** Exercise description **
For the copy, please give all of the data again exactly and leave the pictures out.

** Dataset items **
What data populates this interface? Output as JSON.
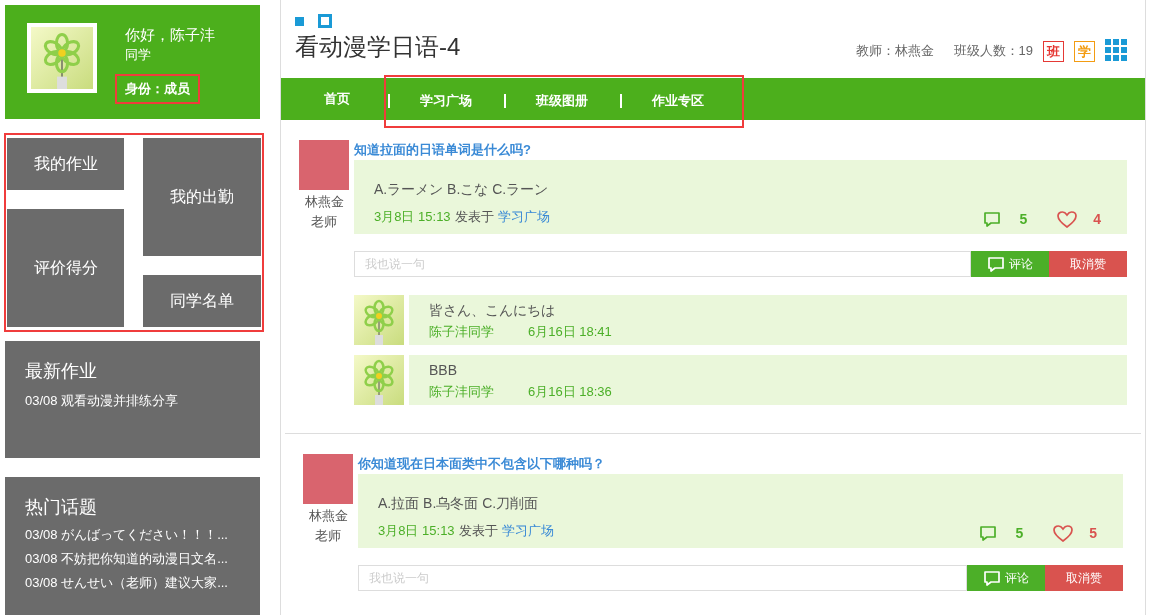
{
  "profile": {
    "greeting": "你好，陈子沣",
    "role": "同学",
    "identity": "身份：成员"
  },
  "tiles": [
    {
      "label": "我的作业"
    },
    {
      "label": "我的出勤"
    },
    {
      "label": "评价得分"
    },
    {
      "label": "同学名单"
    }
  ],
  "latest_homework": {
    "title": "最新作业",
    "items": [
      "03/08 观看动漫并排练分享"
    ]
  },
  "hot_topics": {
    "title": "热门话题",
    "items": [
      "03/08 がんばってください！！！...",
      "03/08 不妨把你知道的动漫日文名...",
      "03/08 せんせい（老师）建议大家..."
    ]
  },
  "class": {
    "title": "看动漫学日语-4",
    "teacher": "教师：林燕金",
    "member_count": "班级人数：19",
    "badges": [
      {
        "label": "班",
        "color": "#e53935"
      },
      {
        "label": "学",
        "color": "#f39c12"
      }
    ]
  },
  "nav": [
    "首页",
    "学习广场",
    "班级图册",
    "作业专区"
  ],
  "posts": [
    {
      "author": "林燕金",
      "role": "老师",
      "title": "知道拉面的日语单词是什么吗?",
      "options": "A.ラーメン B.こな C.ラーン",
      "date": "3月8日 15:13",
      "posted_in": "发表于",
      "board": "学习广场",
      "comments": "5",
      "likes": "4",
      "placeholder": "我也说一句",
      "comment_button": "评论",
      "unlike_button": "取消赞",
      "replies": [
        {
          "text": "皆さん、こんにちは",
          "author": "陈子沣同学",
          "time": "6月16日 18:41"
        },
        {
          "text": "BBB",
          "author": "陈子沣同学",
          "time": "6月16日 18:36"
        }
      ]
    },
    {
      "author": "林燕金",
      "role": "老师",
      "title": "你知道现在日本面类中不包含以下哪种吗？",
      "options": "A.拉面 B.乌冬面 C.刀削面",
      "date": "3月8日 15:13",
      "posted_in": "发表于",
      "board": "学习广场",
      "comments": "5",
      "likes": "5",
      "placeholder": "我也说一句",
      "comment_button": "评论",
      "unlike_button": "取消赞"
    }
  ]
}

** Correct result **
What data populates this interface? Output as JSON.
{
  "profile": {
    "greeting": "你好，陈子沣",
    "role": "同学",
    "identity": "身份：成员"
  },
  "tiles": [
    {
      "label": "我的作业"
    },
    {
      "label": "我的出勤"
    },
    {
      "label": "评价得分"
    },
    {
      "label": "同学名单"
    }
  ],
  "latest_homework": {
    "title": "最新作业",
    "items": [
      "03/08 观看动漫并排练分享"
    ]
  },
  "hot_topics": {
    "title": "热门话题",
    "items": [
      "03/08 がんばってください！！！...",
      "03/08 不妨把你知道的动漫日文名...",
      "03/08 せんせい（老师）建议大家..."
    ]
  },
  "class": {
    "title": "看动漫学日语-4",
    "teacher": "教师：林燕金",
    "member_count": "班级人数：19",
    "badges": [
      {
        "label": "班",
        "color": "#e53935"
      },
      {
        "label": "学",
        "color": "#f39c12"
      }
    ]
  },
  "nav": [
    "首页",
    "学习广场",
    "班级图册",
    "作业专区"
  ],
  "posts": [
    {
      "author": "林燕金",
      "role": "老师",
      "title": "知道拉面的日语单词是什么吗?",
      "options": "A.ラーメン B.こな C.ラーン",
      "date": "3月8日 15:13",
      "posted_in": "发表于",
      "board": "学习广场",
      "comments": "5",
      "likes": "4",
      "placeholder": "我也说一句",
      "comment_button": "评论",
      "unlike_button": "取消赞",
      "replies": [
        {
          "text": "皆さん、こんにちは",
          "author": "陈子沣同学",
          "time": "6月16日 18:41"
        },
        {
          "text": "BBB",
          "author": "陈子沣同学",
          "time": "6月16日 18:36"
        }
      ]
    },
    {
      "author": "林燕金",
      "role": "老师",
      "title": "你知道现在日本面类中不包含以下哪种吗？",
      "options": "A.拉面 B.乌冬面 C.刀削面",
      "date": "3月8日 15:13",
      "posted_in": "发表于",
      "board": "学习广场",
      "comments": "5",
      "likes": "5",
      "placeholder": "我也说一句",
      "comment_button": "评论",
      "unlike_button": "取消赞"
    }
  ]
}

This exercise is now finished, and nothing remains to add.